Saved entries
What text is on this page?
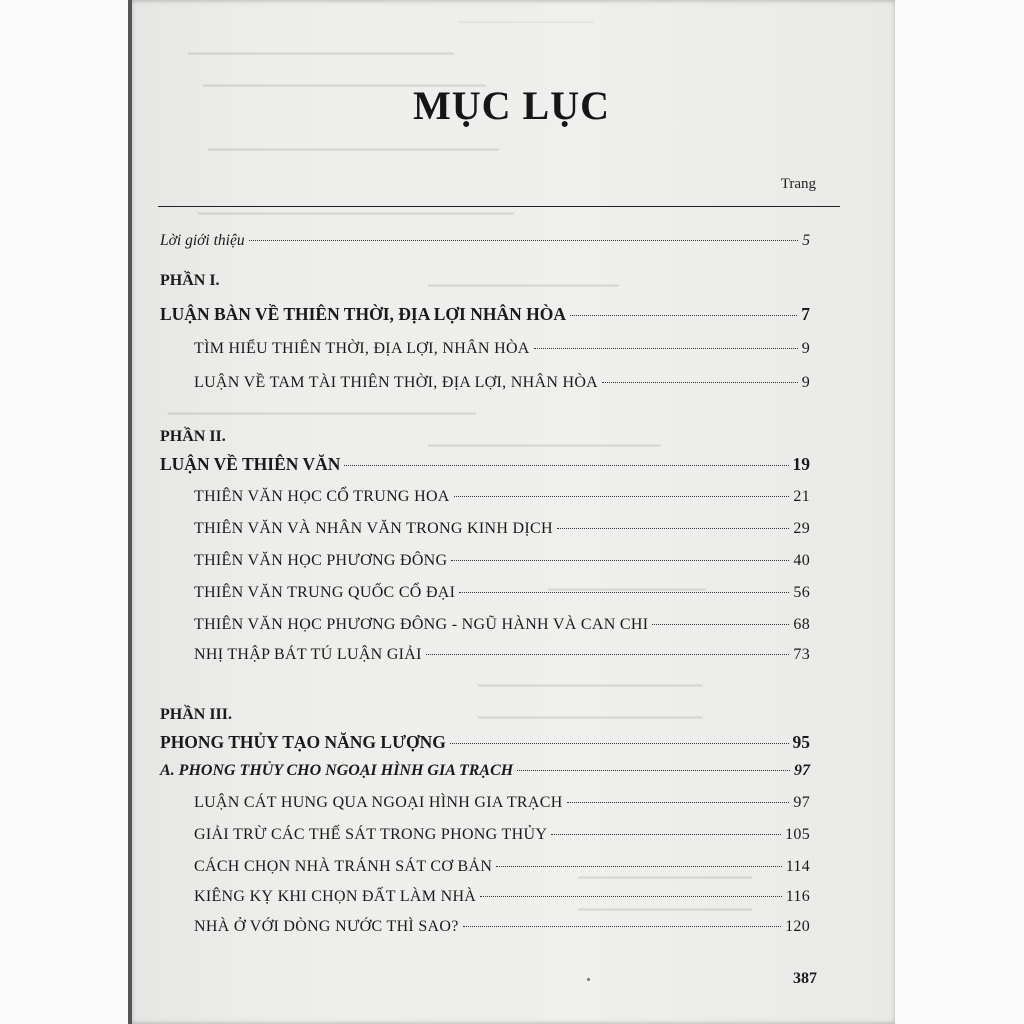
──────────────
━━━━━━━━━━━━━━━━━━━━━━━━━━━━━━━━
━━━━━━━━━━━━━━━━━━━━━━━━━━━━━━━━━━
━━━━━━━━━━━━━━━━━━━━━━━━━━━━━━━━━━━
━━━━━━━━━━━━━━━━━━━━━━━━━━━━━━━━━━━━━━
━━━━━━━━━━━━━━━━━━━━━━━
━━━━━━━━━━━━━━━━━━━━━━━━━━━━━━━━━━━━━
━━━━━━━━━━━━━━━━━━━━━━━━━━━━
━━━━━━━━━━━━━━━━━━━
━━━━━━━━━━━━━━━━━━━━━━━━━━━
━━━━━━━━━━━━━━━━━━━━━━━━━━━
━━━━━━━━━━━━━━━━━━━━━
━━━━━━━━━━━━━━━━━━━━━
MỤC LỤC
Trang
Lời giới thiệu	5
PHẦN I.
LUẬN BÀN VỀ THIÊN THỜI, ĐỊA LỢI NHÂN HÒA	7
TÌM HIỂU THIÊN THỜI, ĐỊA LỢI, NHÂN HÒA	9
LUẬN VỀ TAM TÀI THIÊN THỜI, ĐỊA LỢI, NHÂN HÒA	9
PHẦN II.
LUẬN VỀ THIÊN VĂN	19
THIÊN VĂN HỌC CỔ TRUNG HOA	21
THIÊN VĂN VÀ NHÂN VĂN TRONG KINH DỊCH	29
THIÊN VĂN HỌC PHƯƠNG ĐÔNG	40
THIÊN VĂN TRUNG QUỐC CỔ ĐẠI	56
THIÊN VĂN HỌC PHƯƠNG ĐÔNG - NGŨ HÀNH VÀ CAN CHI	68
NHỊ THẬP BÁT TÚ LUẬN GIẢI	73
PHẦN III.
PHONG THỦY TẠO NĂNG LƯỢNG	95
A. PHONG THỦY CHO NGOẠI HÌNH GIA TRẠCH	97
LUẬN CÁT HUNG QUA NGOẠI HÌNH GIA TRẠCH	97
GIẢI TRỪ CÁC THẾ SÁT TRONG PHONG THỦY	105
CÁCH CHỌN NHÀ TRÁNH SÁT CƠ BẢN	114
KIÊNG KỴ KHI CHỌN ĐẤT LÀM NHÀ	116
NHÀ Ở VỚI DÒNG NƯỚC THÌ SAO?	120
387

__Aim__.
Restate the data above word for word. Do not include the images.

__Task result__.
What text is on this page?
──────────────
━━━━━━━━━━━━━━━━━━━━━━━━━━━━━━━━
━━━━━━━━━━━━━━━━━━━━━━━━━━━━━━━━━━
━━━━━━━━━━━━━━━━━━━━━━━━━━━━━━━━━━━
━━━━━━━━━━━━━━━━━━━━━━━━━━━━━━━━━━━━━━
━━━━━━━━━━━━━━━━━━━━━━━
━━━━━━━━━━━━━━━━━━━━━━━━━━━━━━━━━━━━━
━━━━━━━━━━━━━━━━━━━━━━━━━━━━
━━━━━━━━━━━━━━━━━━━
━━━━━━━━━━━━━━━━━━━━━━━━━━━
━━━━━━━━━━━━━━━━━━━━━━━━━━━
━━━━━━━━━━━━━━━━━━━━━
━━━━━━━━━━━━━━━━━━━━━
MỤC LỤC
Trang
Lời giới thiệu	5
PHẦN I.
LUẬN BÀN VỀ THIÊN THỜI, ĐỊA LỢI NHÂN HÒA	7
TÌM HIỂU THIÊN THỜI, ĐỊA LỢI, NHÂN HÒA	9
LUẬN VỀ TAM TÀI THIÊN THỜI, ĐỊA LỢI, NHÂN HÒA	9
PHẦN II.
LUẬN VỀ THIÊN VĂN	19
THIÊN VĂN HỌC CỔ TRUNG HOA	21
THIÊN VĂN VÀ NHÂN VĂN TRONG KINH DỊCH	29
THIÊN VĂN HỌC PHƯƠNG ĐÔNG	40
THIÊN VĂN TRUNG QUỐC CỔ ĐẠI	56
THIÊN VĂN HỌC PHƯƠNG ĐÔNG - NGŨ HÀNH VÀ CAN CHI	68
NHỊ THẬP BÁT TÚ LUẬN GIẢI	73
PHẦN III.
PHONG THỦY TẠO NĂNG LƯỢNG	95
A. PHONG THỦY CHO NGOẠI HÌNH GIA TRẠCH	97
LUẬN CÁT HUNG QUA NGOẠI HÌNH GIA TRẠCH	97
GIẢI TRỪ CÁC THẾ SÁT TRONG PHONG THỦY	105
CÁCH CHỌN NHÀ TRÁNH SÁT CƠ BẢN	114
KIÊNG KỴ KHI CHỌN ĐẤT LÀM NHÀ	116
NHÀ Ở VỚI DÒNG NƯỚC THÌ SAO?	120
387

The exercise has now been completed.